- **WRITTEN EXERCISE**:
Write out all the entries word for word and omit any pictures.

***** DATA TO USE

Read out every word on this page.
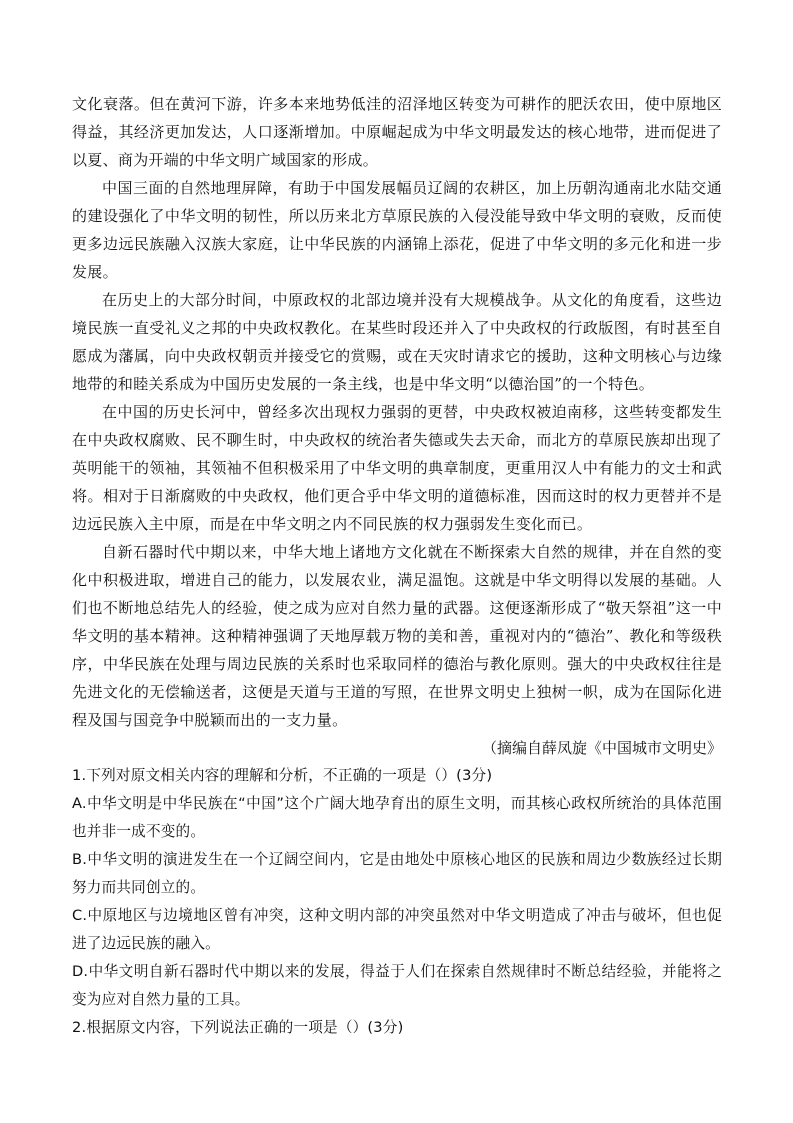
文化衰落。但在黄河下游，许多本来地势低洼的沼泽地区转变为可耕作的肥沃农田，使中原地区得益，其经济更加发达，人口逐渐增加。中原崛起成为中华文明最发达的核心地带，进而促进了以夏、商为开端的中华文明广域国家的形成。

中国三面的自然地理屏障，有助于中国发展幅员辽阔的农耕区，加上历朝沟通南北水陆交通的建设强化了中华文明的韧性，所以历来北方草原民族的入侵没能导致中华文明的衰败，反而使更多边远民族融入汉族大家庭，让中华民族的内涵锦上添花，促进了中华文明的多元化和进一步发展。

在历史上的大部分时间，中原政权的北部边境并没有大规模战争。从文化的角度看，这些边境民族一直受礼义之邦的中央政权教化。在某些时段还并入了中央政权的行政版图，有时甚至自愿成为藩属，向中央政权朝贡并接受它的赏赐，或在天灾时请求它的援助，这种文明核心与边缘地带的和睦关系成为中国历史发展的一条主线，也是中华文明“以德治国”的一个特色。

在中国的历史长河中，曾经多次出现权力强弱的更替，中央政权被迫南移，这些转变都发生在中央政权腐败、民不聊生时，中央政权的统治者失德或失去天命，而北方的草原民族却出现了英明能干的领袖，其领袖不但积极采用了中华文明的典章制度，更重用汉人中有能力的文士和武将。相对于日渐腐败的中央政权，他们更合乎中华文明的道德标准，因而这时的权力更替并不是边远民族入主中原，而是在中华文明之内不同民族的权力强弱发生变化而已。

自新石器时代中期以来，中华大地上诸地方文化就在不断探索大自然的规律，并在自然的变化中积极进取，增进自己的能力，以发展农业，满足温饱。这就是中华文明得以发展的基础。人们也不断地总结先人的经验，使之成为应对自然力量的武器。这便逐渐形成了“敬天祭祖”这一中华文明的基本精神。这种精神强调了天地厚载万物的美和善，重视对内的“德治”、教化和等级秩序，中华民族在处理与周边民族的关系时也采取同样的德治与教化原则。强大的中央政权往往是先进文化的无偿输送者，这便是天道与王道的写照，在世界文明史上独树一帜，成为在国际化进程及国与国竞争中脱颖而出的一支力量。

（摘编自薛凤旋《中国城市文明史》

1.下列对原文相关内容的理解和分析，不正确的一项是（）(3分)

A.中华文明是中华民族在“中国”这个广阔大地孕育出的原生文明，而其核心政权所统治的具体范围也并非一成不变的。

B.中华文明的演进发生在一个辽阔空间内，它是由地处中原核心地区的民族和周边少数族经过长期努力而共同创立的。

C.中原地区与边境地区曾有冲突，这种文明内部的冲突虽然对中华文明造成了冲击与破坏，但也促进了边远民族的融入。

D.中华文明自新石器时代中期以来的发展，得益于人们在探索自然规律时不断总结经验，并能将之变为应对自然力量的工具。

2.根据原文内容，下列说法正确的一项是（）(3分)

**********

- **RESULT FOR THIS TASK**:
Read out every word on this page.
文化衰落。但在黄河下游，许多本来地势低洼的沼泽地区转变为可耕作的肥沃农田，使中原地区得益，其经济更加发达，人口逐渐增加。中原崛起成为中华文明最发达的核心地带，进而促进了以夏、商为开端的中华文明广域国家的形成。

中国三面的自然地理屏障，有助于中国发展幅员辽阔的农耕区，加上历朝沟通南北水陆交通的建设强化了中华文明的韧性，所以历来北方草原民族的入侵没能导致中华文明的衰败，反而使更多边远民族融入汉族大家庭，让中华民族的内涵锦上添花，促进了中华文明的多元化和进一步发展。

在历史上的大部分时间，中原政权的北部边境并没有大规模战争。从文化的角度看，这些边境民族一直受礼义之邦的中央政权教化。在某些时段还并入了中央政权的行政版图，有时甚至自愿成为藩属，向中央政权朝贡并接受它的赏赐，或在天灾时请求它的援助，这种文明核心与边缘地带的和睦关系成为中国历史发展的一条主线，也是中华文明“以德治国”的一个特色。

在中国的历史长河中，曾经多次出现权力强弱的更替，中央政权被迫南移，这些转变都发生在中央政权腐败、民不聊生时，中央政权的统治者失德或失去天命，而北方的草原民族却出现了英明能干的领袖，其领袖不但积极采用了中华文明的典章制度，更重用汉人中有能力的文士和武将。相对于日渐腐败的中央政权，他们更合乎中华文明的道德标准，因而这时的权力更替并不是边远民族入主中原，而是在中华文明之内不同民族的权力强弱发生变化而已。

自新石器时代中期以来，中华大地上诸地方文化就在不断探索大自然的规律，并在自然的变化中积极进取，增进自己的能力，以发展农业，满足温饱。这就是中华文明得以发展的基础。人们也不断地总结先人的经验，使之成为应对自然力量的武器。这便逐渐形成了“敬天祭祖”这一中华文明的基本精神。这种精神强调了天地厚载万物的美和善，重视对内的“德治”、教化和等级秩序，中华民族在处理与周边民族的关系时也采取同样的德治与教化原则。强大的中央政权往往是先进文化的无偿输送者，这便是天道与王道的写照，在世界文明史上独树一帜，成为在国际化进程及国与国竞争中脱颖而出的一支力量。

（摘编自薛凤旋《中国城市文明史》

1.下列对原文相关内容的理解和分析，不正确的一项是（）(3分)

A.中华文明是中华民族在“中国”这个广阔大地孕育出的原生文明，而其核心政权所统治的具体范围也并非一成不变的。

B.中华文明的演进发生在一个辽阔空间内，它是由地处中原核心地区的民族和周边少数族经过长期努力而共同创立的。

C.中原地区与边境地区曾有冲突，这种文明内部的冲突虽然对中华文明造成了冲击与破坏，但也促进了边远民族的融入。

D.中华文明自新石器时代中期以来的发展，得益于人们在探索自然规律时不断总结经验，并能将之变为应对自然力量的工具。

2.根据原文内容，下列说法正确的一项是（）(3分)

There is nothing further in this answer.